◆ WORK TO DO ◆
Repeat each entry in full, exactly.

◆ DATASET EXCERPTS ◆
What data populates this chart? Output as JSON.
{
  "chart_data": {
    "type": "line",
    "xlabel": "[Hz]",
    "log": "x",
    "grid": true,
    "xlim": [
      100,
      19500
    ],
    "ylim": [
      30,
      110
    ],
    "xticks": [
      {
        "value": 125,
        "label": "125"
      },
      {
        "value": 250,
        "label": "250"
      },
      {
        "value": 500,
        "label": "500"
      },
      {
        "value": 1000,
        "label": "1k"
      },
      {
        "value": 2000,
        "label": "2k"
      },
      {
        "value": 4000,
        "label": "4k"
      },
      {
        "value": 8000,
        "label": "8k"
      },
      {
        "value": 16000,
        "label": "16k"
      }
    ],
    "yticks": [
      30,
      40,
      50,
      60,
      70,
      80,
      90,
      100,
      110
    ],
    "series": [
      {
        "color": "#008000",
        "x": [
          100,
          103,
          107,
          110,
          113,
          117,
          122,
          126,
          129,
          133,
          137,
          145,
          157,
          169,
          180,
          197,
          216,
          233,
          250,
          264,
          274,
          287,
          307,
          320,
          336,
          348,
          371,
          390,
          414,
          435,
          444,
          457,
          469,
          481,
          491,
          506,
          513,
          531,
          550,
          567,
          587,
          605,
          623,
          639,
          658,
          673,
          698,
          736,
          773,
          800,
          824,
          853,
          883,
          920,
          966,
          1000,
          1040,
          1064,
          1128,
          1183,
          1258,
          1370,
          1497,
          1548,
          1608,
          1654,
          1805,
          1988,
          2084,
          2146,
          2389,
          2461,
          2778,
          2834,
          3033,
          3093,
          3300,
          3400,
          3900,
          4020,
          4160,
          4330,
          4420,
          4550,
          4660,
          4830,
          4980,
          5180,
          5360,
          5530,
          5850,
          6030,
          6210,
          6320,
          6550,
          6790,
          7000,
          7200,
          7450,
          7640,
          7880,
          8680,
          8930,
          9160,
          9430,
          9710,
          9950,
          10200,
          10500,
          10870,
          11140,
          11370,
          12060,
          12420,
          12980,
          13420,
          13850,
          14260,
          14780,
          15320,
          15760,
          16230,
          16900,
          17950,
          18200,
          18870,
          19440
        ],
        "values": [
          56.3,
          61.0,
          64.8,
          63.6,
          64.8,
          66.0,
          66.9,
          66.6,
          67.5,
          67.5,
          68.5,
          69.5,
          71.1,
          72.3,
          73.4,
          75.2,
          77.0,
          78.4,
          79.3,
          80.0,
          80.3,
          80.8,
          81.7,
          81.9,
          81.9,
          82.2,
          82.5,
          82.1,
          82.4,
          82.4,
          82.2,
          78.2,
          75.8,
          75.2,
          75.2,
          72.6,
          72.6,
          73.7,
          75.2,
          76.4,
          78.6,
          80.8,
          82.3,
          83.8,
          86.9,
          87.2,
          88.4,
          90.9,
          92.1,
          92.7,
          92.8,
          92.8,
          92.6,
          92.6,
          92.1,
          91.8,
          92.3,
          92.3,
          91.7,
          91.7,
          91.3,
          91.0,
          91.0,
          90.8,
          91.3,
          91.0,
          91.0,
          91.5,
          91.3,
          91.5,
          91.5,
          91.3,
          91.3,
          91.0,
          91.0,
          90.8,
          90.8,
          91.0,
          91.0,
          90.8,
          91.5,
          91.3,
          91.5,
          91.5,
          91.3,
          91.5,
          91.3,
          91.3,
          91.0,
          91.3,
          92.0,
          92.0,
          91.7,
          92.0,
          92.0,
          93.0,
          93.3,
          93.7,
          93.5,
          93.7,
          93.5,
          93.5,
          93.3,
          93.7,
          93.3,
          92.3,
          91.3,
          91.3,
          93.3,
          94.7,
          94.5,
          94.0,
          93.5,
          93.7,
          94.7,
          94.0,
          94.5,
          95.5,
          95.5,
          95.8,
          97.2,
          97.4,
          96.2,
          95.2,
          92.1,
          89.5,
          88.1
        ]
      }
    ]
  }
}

◆ EXPECTED ANSWER ◆
What data populates this chart? Output as JSON.
{
  "chart_data": {
    "type": "line",
    "xlabel": "[Hz]",
    "log": "x",
    "grid": true,
    "xlim": [
      100,
      19500
    ],
    "ylim": [
      30,
      110
    ],
    "xticks": [
      {
        "value": 125,
        "label": "125"
      },
      {
        "value": 250,
        "label": "250"
      },
      {
        "value": 500,
        "label": "500"
      },
      {
        "value": 1000,
        "label": "1k"
      },
      {
        "value": 2000,
        "label": "2k"
      },
      {
        "value": 4000,
        "label": "4k"
      },
      {
        "value": 8000,
        "label": "8k"
      },
      {
        "value": 16000,
        "label": "16k"
      }
    ],
    "yticks": [
      30,
      40,
      50,
      60,
      70,
      80,
      90,
      100,
      110
    ],
    "series": [
      {
        "color": "#008000",
        "x": [
          100,
          103,
          107,
          110,
          113,
          117,
          122,
          126,
          129,
          133,
          137,
          145,
          157,
          169,
          180,
          197,
          216,
          233,
          250,
          264,
          274,
          287,
          307,
          320,
          336,
          348,
          371,
          390,
          414,
          435,
          444,
          457,
          469,
          481,
          491,
          506,
          513,
          531,
          550,
          567,
          587,
          605,
          623,
          639,
          658,
          673,
          698,
          736,
          773,
          800,
          824,
          853,
          883,
          920,
          966,
          1000,
          1040,
          1064,
          1128,
          1183,
          1258,
          1370,
          1497,
          1548,
          1608,
          1654,
          1805,
          1988,
          2084,
          2146,
          2389,
          2461,
          2778,
          2834,
          3033,
          3093,
          3300,
          3400,
          3900,
          4020,
          4160,
          4330,
          4420,
          4550,
          4660,
          4830,
          4980,
          5180,
          5360,
          5530,
          5850,
          6030,
          6210,
          6320,
          6550,
          6790,
          7000,
          7200,
          7450,
          7640,
          7880,
          8680,
          8930,
          9160,
          9430,
          9710,
          9950,
          10200,
          10500,
          10870,
          11140,
          11370,
          12060,
          12420,
          12980,
          13420,
          13850,
          14260,
          14780,
          15320,
          15760,
          16230,
          16900,
          17950,
          18200,
          18870,
          19440
        ],
        "values": [
          56.3,
          61.0,
          64.8,
          63.6,
          64.8,
          66.0,
          66.9,
          66.6,
          67.5,
          67.5,
          68.5,
          69.5,
          71.1,
          72.3,
          73.4,
          75.2,
          77.0,
          78.4,
          79.3,
          80.0,
          80.3,
          80.8,
          81.7,
          81.9,
          81.9,
          82.2,
          82.5,
          82.1,
          82.4,
          82.4,
          82.2,
          78.2,
          75.8,
          75.2,
          75.2,
          72.6,
          72.6,
          73.7,
          75.2,
          76.4,
          78.6,
          80.8,
          82.3,
          83.8,
          86.9,
          87.2,
          88.4,
          90.9,
          92.1,
          92.7,
          92.8,
          92.8,
          92.6,
          92.6,
          92.1,
          91.8,
          92.3,
          92.3,
          91.7,
          91.7,
          91.3,
          91.0,
          91.0,
          90.8,
          91.3,
          91.0,
          91.0,
          91.5,
          91.3,
          91.5,
          91.5,
          91.3,
          91.3,
          91.0,
          91.0,
          90.8,
          90.8,
          91.0,
          91.0,
          90.8,
          91.5,
          91.3,
          91.5,
          91.5,
          91.3,
          91.5,
          91.3,
          91.3,
          91.0,
          91.3,
          92.0,
          92.0,
          91.7,
          92.0,
          92.0,
          93.0,
          93.3,
          93.7,
          93.5,
          93.7,
          93.5,
          93.5,
          93.3,
          93.7,
          93.3,
          92.3,
          91.3,
          91.3,
          93.3,
          94.7,
          94.5,
          94.0,
          93.5,
          93.7,
          94.7,
          94.0,
          94.5,
          95.5,
          95.5,
          95.8,
          97.2,
          97.4,
          96.2,
          95.2,
          92.1,
          89.5,
          88.1
        ]
      }
    ]
  }
}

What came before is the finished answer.